PASSAGE:
= Beginning of Section =
This case study details the pressures the team faced when rapidly working to set up a new survey to estimate infection levels in unprecedented times. We explore the trade-offs involved in deciding how best to provide timely results that were fit for purpose and robust enough to inform decisions, involving balancing aspects relating to survey set-up, representativeness, and communication of the results.
 
What was the problem?
At the start of the pandemic, the government needed information on Covid-19 infection rates quickly. This information was crucial to inform decisions about the pandemic response – how quickly was the infection spreading? What measures might need putting in place to help the country deal with the pandemic, depending on the scale of the issue?
 
There was some existing information on Covid-19 levels, such as management information from people who had taken Covid-19 tests. However, at the start of the pandemic, these tests were only available in hospital, so the only people being tested were severe cases. Tests did not become widely available until much later. Even then, this could only provide information about the people who were choosing to get tested – possibly because they suspected they might be positive. Information was needed on the whole population, including the people who were not choosing to test for a particular reason and people who had Covid-19 without symptoms who could still pass the virus onto others.
 
A survey is the gold standard for gauging what is happening across the population. Setting up a large-scale survey usually takes 6 months to 1 year, but information was needed urgently.
= End of Section =
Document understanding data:
= Beginning of Section =
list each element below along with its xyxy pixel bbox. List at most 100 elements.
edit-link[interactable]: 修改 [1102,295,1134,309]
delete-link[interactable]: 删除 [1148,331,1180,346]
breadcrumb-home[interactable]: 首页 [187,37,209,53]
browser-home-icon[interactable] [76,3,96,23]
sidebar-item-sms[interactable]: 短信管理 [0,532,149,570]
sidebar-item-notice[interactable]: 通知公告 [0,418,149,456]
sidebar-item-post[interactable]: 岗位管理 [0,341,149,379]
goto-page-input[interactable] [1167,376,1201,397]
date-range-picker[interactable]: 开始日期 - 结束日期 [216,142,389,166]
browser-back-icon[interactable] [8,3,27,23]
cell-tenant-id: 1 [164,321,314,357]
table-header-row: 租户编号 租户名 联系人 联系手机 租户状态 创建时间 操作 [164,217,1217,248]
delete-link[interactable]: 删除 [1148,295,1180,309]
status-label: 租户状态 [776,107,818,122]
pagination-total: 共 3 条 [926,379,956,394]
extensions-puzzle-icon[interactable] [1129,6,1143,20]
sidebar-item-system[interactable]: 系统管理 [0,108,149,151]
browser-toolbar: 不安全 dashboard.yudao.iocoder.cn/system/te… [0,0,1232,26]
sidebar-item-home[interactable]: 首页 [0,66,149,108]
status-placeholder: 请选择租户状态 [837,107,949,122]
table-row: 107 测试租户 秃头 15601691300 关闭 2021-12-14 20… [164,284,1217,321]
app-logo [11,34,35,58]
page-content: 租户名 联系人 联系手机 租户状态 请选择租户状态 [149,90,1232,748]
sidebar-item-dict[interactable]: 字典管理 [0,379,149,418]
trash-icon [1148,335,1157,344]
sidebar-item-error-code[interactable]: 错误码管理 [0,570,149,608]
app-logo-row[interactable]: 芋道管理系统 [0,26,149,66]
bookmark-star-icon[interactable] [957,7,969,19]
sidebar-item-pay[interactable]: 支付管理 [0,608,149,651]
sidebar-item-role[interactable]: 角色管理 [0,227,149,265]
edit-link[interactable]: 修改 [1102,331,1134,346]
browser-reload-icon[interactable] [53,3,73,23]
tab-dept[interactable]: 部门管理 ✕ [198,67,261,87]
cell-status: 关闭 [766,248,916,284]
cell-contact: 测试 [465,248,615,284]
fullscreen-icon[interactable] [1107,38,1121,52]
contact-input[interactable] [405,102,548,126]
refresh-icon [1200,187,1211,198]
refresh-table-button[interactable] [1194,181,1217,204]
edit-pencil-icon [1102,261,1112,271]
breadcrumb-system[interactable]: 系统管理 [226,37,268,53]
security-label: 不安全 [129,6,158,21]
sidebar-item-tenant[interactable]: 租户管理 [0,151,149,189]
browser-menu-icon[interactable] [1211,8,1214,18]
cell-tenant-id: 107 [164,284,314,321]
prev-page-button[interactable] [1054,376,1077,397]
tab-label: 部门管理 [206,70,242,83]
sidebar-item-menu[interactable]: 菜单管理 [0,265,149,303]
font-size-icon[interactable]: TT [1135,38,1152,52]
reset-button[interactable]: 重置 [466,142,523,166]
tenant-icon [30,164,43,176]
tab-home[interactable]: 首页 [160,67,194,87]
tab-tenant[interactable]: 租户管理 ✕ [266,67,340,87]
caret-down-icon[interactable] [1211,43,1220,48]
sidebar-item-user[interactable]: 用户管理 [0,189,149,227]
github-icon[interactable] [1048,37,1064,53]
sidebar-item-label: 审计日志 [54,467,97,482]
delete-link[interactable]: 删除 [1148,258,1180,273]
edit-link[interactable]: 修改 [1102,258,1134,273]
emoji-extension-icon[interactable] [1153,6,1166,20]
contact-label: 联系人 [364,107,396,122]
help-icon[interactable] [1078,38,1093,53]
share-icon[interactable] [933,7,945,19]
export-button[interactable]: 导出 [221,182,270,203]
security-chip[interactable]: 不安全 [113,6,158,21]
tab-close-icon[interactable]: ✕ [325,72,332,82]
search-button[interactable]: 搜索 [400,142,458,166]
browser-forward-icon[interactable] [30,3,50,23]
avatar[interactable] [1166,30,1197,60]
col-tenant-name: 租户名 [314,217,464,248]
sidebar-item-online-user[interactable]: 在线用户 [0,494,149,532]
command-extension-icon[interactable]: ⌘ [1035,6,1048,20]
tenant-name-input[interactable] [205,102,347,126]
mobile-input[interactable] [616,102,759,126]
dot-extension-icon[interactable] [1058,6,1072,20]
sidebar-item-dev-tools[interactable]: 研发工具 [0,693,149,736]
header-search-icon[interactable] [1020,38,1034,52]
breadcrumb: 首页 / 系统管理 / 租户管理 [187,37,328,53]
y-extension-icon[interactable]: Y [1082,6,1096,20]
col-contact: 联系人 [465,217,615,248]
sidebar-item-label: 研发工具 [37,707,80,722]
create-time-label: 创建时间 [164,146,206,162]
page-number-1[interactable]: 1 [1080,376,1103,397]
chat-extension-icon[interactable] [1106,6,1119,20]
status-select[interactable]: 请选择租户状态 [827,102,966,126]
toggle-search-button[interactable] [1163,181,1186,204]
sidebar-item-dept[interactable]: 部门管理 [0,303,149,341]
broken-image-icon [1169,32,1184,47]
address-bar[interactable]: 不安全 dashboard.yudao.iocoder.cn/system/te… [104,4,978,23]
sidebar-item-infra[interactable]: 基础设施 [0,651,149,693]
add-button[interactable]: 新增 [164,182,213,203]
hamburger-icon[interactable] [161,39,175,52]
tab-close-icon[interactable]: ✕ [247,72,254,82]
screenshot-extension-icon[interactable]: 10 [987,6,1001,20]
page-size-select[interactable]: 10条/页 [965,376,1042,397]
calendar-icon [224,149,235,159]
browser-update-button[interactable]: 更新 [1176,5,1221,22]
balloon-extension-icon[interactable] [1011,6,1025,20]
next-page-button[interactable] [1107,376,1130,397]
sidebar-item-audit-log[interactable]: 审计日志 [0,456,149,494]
= End of Section =
TASK SET:
**1.** According to the case study on the Covid-19 infection survey, how long does it usually take to set up a large-scale survey?
**2.** Decide whether each statement agrees with the case study on the Covid-19 infection survey. Answer yes or no for each, and quote the deciding words.
(a) At the start of the pandemic, Covid-19 tests were available only in hospital.
(b) Tests became widely available soon after the pandemic began.
(c) A survey is described as the gold standard for gauging what is happening across the population.
**3.** Go on with the case study on the Covid-19 infection survey from the point where it stops.
None of the tasks draw on the lines.

RESULTS FOR EACH TASK:
**1.** 6 months to 1 year.

**2.**
(a) Yes: "at the start of the pandemic, these tests were only available in hospital"
(b) No: "Tests did not become widely available until much later."
(c) Yes: "A survey is the gold standard for gauging what is happening across the population."

**3.**
 
What was done?

The Office for National Statistics (ONS) formed a partnership with the University of Oxford, University of Manchester, UK Health Security Agency (UKHSA), Wellcome Trust, IQVIA (a contract research organisation) and several laboratories that could test samples. The partnership set out to design and conduct a survey to estimate infection levels in England (and later also covered the devolved authorities).
 
The team decided to start the initial pilot stage of the survey by approaching an existing database of people. These people had previously taken part in ONS surveys on different subjects (and had been selected at random to be approached to take part in these previous surveys). They had agreed to be approached about future studies and were expected to be more likely to say yes to taking part in this survey, meaning that results could come in more quickly. (And this expectation was correct – response rates were approximately 50%, which is higher than is usually expected when randomly selecting people to approach.)
 
However, this strategy meant that the survey was not initially as representative of the population as it could have been. The people who had agreed to be contacted about future research were, for example, more likely to be over aged 50 or living outside of London, compared with the general population.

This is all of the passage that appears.